— START DATASET RECORDS —
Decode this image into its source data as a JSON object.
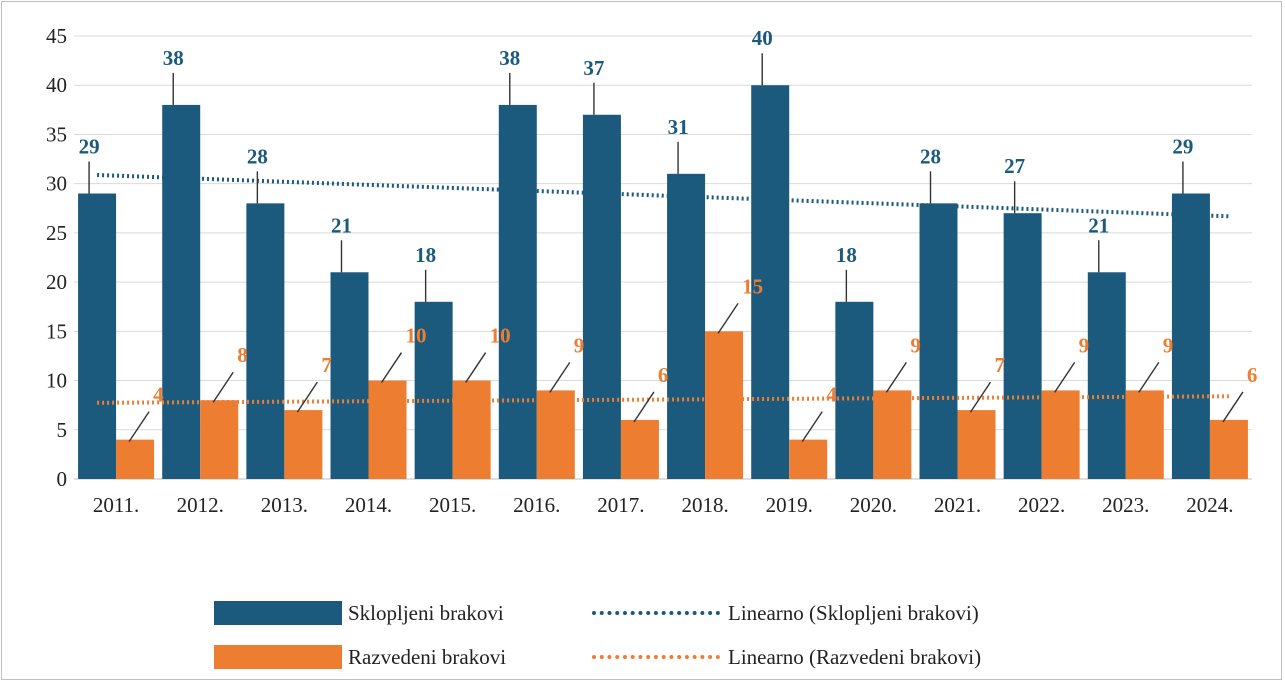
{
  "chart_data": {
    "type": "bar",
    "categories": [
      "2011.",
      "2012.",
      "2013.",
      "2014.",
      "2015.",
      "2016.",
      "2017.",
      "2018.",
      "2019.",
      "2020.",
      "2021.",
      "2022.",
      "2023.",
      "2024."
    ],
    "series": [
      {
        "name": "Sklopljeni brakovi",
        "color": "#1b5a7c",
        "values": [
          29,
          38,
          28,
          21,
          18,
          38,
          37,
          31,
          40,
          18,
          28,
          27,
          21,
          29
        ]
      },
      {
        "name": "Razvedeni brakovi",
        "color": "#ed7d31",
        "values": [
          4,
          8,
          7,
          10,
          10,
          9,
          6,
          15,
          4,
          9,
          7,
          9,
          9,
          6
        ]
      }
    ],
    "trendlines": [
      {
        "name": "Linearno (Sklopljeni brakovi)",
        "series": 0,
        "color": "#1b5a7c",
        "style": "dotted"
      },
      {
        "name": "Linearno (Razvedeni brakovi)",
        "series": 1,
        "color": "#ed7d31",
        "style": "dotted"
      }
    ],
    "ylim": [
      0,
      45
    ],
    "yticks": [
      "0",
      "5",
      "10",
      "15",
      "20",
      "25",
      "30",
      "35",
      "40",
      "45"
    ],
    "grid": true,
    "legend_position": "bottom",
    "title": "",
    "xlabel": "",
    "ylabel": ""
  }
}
— END DATASET RECORDS —
§ TASK TO COMPLETE: Reproduce each line from the records that contains the word "Sklopljeni".

§ EXERCISE RESULT:
        "name": "Sklopljeni brakovi",
        "name": "Linearno (Sklopljeni brakovi)",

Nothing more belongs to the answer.